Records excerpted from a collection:
-- Start --

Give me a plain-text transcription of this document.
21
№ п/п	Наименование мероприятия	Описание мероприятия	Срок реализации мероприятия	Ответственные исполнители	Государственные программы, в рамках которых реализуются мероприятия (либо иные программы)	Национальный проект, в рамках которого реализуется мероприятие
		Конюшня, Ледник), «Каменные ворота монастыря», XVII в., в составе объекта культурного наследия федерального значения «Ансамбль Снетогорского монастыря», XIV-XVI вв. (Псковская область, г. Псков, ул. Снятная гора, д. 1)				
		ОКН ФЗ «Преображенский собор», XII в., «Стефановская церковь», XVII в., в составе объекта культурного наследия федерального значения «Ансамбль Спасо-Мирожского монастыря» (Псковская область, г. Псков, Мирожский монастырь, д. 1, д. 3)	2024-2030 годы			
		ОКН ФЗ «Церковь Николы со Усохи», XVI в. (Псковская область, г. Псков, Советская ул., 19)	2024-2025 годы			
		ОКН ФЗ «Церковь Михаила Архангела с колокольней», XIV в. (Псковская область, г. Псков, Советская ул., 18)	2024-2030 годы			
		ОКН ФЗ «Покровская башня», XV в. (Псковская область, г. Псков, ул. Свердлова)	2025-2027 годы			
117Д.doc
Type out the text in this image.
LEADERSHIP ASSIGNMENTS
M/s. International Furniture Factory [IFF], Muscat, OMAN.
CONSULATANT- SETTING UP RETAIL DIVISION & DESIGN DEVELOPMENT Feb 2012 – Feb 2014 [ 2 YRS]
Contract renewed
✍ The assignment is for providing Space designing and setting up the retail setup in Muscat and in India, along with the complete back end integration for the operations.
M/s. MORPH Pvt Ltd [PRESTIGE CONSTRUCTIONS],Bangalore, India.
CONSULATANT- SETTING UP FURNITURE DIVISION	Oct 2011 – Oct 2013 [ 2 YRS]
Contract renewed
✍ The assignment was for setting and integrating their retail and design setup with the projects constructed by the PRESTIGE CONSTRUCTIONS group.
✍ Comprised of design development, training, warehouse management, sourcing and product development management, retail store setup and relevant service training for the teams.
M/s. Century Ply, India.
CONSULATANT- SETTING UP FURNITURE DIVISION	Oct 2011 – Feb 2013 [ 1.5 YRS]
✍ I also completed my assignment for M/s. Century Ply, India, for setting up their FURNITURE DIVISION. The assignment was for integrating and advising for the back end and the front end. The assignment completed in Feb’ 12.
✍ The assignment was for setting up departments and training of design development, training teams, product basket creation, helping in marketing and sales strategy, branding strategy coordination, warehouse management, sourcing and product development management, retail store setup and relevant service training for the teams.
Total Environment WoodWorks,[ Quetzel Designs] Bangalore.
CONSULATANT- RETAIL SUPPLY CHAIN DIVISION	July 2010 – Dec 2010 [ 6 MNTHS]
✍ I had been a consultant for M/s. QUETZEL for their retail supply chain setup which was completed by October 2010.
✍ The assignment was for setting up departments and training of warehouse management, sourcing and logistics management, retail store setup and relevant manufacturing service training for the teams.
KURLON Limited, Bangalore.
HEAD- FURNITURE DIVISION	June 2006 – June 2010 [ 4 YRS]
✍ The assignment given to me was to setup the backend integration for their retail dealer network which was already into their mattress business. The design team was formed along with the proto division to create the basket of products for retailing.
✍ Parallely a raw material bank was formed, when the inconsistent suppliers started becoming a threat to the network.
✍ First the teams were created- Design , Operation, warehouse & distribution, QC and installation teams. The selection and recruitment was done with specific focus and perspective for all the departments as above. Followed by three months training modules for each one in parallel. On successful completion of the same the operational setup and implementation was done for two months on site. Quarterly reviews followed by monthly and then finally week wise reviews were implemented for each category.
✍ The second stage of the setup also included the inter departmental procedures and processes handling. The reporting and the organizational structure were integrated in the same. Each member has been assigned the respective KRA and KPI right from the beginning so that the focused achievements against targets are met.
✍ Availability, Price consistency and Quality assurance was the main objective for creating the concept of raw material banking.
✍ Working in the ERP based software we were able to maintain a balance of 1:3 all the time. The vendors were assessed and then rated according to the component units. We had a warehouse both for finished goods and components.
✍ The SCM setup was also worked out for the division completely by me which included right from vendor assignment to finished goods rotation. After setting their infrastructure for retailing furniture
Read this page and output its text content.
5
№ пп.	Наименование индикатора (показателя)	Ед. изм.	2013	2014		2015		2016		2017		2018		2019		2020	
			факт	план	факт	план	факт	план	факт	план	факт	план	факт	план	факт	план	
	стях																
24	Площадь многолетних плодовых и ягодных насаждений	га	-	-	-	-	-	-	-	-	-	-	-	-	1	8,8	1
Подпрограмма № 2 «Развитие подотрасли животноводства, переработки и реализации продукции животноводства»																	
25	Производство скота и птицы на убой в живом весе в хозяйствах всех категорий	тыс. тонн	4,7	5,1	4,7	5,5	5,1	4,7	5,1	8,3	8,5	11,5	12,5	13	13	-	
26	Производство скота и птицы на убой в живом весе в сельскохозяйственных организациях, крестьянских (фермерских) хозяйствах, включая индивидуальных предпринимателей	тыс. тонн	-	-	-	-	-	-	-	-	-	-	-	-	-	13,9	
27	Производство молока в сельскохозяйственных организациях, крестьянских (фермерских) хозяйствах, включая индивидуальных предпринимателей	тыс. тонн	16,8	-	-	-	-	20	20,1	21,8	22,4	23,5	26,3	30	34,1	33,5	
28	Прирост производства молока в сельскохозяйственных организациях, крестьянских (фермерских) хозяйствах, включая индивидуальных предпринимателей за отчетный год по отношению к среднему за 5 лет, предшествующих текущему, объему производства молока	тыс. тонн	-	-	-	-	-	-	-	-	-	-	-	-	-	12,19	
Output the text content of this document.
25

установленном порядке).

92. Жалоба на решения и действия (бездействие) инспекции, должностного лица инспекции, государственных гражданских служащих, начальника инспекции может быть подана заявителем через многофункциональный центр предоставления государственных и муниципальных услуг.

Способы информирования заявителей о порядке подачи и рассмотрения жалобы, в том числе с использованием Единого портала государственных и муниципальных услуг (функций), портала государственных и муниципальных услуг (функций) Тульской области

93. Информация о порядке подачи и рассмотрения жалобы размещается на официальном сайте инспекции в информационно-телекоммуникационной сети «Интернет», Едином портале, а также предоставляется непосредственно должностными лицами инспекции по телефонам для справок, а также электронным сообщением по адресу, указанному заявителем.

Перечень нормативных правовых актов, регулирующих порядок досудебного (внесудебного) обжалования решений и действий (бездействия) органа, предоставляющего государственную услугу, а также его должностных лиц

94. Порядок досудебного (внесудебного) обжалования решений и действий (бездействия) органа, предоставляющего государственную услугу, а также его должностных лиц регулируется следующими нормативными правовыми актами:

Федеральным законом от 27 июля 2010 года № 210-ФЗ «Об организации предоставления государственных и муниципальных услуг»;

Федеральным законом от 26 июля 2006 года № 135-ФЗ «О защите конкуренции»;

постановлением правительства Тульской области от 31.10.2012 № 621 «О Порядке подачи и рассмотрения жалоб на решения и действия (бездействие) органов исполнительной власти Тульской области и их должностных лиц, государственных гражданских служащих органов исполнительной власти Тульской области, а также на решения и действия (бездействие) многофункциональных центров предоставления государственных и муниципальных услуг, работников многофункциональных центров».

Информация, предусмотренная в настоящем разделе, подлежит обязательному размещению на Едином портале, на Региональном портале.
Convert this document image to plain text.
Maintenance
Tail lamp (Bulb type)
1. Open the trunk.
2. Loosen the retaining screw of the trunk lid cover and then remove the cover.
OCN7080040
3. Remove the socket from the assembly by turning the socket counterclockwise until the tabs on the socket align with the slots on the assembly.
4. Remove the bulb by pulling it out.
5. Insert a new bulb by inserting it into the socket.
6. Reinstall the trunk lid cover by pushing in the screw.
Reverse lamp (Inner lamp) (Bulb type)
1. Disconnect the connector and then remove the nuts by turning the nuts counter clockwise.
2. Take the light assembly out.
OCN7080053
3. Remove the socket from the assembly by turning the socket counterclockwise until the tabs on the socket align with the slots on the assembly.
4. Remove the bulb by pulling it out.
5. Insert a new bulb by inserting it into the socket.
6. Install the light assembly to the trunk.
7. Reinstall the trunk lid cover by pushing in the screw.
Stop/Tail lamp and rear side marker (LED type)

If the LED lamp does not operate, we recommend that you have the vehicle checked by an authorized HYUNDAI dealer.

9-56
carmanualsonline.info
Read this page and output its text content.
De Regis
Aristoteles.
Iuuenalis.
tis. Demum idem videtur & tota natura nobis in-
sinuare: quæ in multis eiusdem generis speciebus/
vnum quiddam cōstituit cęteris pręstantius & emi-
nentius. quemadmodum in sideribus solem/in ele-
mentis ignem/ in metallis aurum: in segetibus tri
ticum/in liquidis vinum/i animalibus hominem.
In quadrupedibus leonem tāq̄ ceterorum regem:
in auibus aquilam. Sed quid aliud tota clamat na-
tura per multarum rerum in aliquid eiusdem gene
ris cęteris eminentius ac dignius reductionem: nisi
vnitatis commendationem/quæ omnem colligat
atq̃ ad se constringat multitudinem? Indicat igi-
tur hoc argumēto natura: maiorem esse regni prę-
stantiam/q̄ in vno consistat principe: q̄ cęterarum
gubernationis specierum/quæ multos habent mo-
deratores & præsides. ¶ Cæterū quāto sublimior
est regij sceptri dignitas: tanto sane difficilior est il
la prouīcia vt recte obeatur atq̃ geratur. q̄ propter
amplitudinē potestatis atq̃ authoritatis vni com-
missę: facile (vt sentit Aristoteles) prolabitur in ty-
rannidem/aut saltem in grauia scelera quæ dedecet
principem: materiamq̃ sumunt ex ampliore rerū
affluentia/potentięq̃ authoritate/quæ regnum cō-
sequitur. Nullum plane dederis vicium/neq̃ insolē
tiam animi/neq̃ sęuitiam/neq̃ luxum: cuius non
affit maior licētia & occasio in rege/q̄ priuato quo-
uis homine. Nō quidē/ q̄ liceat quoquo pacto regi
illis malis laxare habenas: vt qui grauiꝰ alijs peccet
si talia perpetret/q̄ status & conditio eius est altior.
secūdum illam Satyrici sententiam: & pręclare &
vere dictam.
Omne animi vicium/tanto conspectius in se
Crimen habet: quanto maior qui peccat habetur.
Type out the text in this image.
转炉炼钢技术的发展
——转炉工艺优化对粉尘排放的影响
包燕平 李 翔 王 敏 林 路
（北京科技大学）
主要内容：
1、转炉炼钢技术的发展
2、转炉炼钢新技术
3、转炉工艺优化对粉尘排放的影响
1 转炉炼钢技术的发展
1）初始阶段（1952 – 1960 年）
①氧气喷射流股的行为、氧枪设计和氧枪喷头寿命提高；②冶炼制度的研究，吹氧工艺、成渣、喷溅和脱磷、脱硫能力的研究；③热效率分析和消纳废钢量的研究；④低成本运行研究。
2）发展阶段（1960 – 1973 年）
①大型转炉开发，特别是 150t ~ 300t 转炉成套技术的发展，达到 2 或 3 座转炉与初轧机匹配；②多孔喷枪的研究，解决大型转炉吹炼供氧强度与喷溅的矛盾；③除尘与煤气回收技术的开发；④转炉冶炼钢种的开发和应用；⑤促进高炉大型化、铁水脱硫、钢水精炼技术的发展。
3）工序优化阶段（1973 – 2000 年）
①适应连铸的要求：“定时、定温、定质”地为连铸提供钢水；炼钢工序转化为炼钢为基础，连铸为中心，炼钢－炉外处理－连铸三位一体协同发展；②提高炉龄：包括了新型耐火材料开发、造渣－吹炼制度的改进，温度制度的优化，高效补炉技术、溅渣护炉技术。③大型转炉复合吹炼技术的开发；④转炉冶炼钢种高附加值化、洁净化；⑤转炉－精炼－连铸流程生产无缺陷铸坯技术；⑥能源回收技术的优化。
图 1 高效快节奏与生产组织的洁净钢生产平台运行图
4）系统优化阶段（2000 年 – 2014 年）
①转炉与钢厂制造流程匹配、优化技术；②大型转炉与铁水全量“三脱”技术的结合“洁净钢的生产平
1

-- End --

> **WHAT YOU SHOULD DO**
Return all the lines that contain the string "XVII".

> **EXERCISE RESULT**
		Конюшня, Ледник), «Каменные ворота монастыря», XVII в., в составе объекта культурного наследия федерального значения «Ансамбль Снетогорского монастыря», XIV-XVI вв. (Псковская область, г. Псков, ул. Снятная гора, д. 1)				
		ОКН ФЗ «Преображенский собор», XII в., «Стефановская церковь», XVII в., в составе объекта культурного наследия федерального значения «Ансамбль Спасо-Мирожского монастыря» (Псковская область, г. Псков, Мирожский монастырь, д. 1, д. 3)	2024-2030 годы			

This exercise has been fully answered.